■ **REQUIRED WORK**:
Please quote every line word for word.

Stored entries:
■ ■ ■

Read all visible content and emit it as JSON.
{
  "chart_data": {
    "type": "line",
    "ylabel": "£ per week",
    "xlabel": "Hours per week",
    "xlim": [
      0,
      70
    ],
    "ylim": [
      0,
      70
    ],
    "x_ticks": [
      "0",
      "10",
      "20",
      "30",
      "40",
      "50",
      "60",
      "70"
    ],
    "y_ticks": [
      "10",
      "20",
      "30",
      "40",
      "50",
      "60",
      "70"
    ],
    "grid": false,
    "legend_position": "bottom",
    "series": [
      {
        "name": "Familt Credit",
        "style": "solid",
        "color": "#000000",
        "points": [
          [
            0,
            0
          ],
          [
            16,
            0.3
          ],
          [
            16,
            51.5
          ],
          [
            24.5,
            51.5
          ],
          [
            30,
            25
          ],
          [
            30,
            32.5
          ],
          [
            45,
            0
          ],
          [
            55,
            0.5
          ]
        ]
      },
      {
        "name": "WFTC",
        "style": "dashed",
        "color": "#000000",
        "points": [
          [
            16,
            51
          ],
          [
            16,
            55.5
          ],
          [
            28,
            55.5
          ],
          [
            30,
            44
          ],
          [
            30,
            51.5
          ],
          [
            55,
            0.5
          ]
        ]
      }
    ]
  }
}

■ ■ ■

■ **EXERCISE SOLUTION**:
Read all visible content and emit it as JSON.
{
  "chart_data": {
    "type": "line",
    "ylabel": "£ per week",
    "xlabel": "Hours per week",
    "xlim": [
      0,
      70
    ],
    "ylim": [
      0,
      70
    ],
    "x_ticks": [
      "0",
      "10",
      "20",
      "30",
      "40",
      "50",
      "60",
      "70"
    ],
    "y_ticks": [
      "10",
      "20",
      "30",
      "40",
      "50",
      "60",
      "70"
    ],
    "grid": false,
    "legend_position": "bottom",
    "series": [
      {
        "name": "Familt Credit",
        "style": "solid",
        "color": "#000000",
        "points": [
          [
            0,
            0
          ],
          [
            16,
            0.3
          ],
          [
            16,
            51.5
          ],
          [
            24.5,
            51.5
          ],
          [
            30,
            25
          ],
          [
            30,
            32.5
          ],
          [
            45,
            0
          ],
          [
            55,
            0.5
          ]
        ]
      },
      {
        "name": "WFTC",
        "style": "dashed",
        "color": "#000000",
        "points": [
          [
            16,
            51
          ],
          [
            16,
            55.5
          ],
          [
            28,
            55.5
          ],
          [
            30,
            44
          ],
          [
            30,
            51.5
          ],
          [
            55,
            0.5
          ]
        ]
      }
    ]
  }
}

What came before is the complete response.